▶ **Problem to solve**
Search the entries below. Return every line that has "total" in it.

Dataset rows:
* * * * * * * * *
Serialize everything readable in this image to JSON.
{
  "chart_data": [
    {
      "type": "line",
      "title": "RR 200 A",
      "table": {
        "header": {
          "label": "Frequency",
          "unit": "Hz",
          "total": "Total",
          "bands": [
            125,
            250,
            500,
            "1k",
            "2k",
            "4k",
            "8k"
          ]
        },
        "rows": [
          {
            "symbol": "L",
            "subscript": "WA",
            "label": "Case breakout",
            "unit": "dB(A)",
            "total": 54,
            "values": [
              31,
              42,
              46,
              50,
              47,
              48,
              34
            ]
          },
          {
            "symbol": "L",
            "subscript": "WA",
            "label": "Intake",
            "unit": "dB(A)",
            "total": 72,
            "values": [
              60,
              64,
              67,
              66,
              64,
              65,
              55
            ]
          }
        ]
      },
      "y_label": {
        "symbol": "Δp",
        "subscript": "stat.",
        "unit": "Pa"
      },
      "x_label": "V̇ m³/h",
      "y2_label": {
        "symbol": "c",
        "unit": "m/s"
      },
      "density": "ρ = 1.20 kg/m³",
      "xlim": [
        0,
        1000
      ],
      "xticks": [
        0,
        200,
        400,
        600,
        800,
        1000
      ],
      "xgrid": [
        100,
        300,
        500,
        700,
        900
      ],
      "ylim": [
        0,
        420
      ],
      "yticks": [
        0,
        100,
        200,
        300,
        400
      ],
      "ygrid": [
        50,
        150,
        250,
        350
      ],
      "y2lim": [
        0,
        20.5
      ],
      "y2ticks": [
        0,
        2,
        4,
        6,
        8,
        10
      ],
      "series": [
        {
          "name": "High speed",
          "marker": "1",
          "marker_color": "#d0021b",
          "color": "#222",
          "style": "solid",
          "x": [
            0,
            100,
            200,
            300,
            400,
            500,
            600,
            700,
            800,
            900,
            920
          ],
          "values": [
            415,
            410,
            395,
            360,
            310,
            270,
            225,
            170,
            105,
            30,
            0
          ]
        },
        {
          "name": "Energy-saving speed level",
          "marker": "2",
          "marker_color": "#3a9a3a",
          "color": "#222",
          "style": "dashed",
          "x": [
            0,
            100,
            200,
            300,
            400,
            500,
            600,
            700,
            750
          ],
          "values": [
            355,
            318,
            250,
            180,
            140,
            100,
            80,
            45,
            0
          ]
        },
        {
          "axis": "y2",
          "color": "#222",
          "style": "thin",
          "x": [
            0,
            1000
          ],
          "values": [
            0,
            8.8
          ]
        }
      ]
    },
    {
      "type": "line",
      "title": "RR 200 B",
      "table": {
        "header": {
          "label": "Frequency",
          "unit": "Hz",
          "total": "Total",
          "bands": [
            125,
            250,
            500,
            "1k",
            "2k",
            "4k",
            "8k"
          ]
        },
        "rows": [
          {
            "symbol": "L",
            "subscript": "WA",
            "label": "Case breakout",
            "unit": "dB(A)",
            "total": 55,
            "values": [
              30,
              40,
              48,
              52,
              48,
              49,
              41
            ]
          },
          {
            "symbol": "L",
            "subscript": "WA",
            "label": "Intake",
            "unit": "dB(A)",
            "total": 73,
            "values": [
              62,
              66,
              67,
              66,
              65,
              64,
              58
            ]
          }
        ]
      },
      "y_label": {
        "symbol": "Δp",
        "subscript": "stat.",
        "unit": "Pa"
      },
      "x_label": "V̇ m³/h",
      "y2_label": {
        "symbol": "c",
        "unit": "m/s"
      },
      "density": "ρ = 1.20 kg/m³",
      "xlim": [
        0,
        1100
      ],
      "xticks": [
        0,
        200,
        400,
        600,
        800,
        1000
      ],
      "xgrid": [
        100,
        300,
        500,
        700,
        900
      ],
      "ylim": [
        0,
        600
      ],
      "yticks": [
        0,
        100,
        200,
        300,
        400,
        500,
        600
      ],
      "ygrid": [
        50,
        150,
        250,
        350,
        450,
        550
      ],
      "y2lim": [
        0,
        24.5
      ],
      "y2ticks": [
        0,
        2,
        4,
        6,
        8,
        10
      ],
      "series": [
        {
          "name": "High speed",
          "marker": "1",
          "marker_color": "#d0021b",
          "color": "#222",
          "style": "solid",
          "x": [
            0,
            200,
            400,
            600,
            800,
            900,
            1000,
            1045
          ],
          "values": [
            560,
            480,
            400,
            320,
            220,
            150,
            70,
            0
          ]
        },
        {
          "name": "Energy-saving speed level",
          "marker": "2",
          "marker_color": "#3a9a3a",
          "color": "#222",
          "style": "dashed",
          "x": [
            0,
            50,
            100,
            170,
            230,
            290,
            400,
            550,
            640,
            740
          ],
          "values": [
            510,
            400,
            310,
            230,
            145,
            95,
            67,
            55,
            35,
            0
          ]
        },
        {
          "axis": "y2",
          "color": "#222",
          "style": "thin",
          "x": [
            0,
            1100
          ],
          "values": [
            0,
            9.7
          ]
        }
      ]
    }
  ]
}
* * * * * * * * *
▶ **Written solution**
          "total": "Total",
            "total": 54,
            "total": 72,
          "total": "Total",
            "total": 55,
            "total": 73,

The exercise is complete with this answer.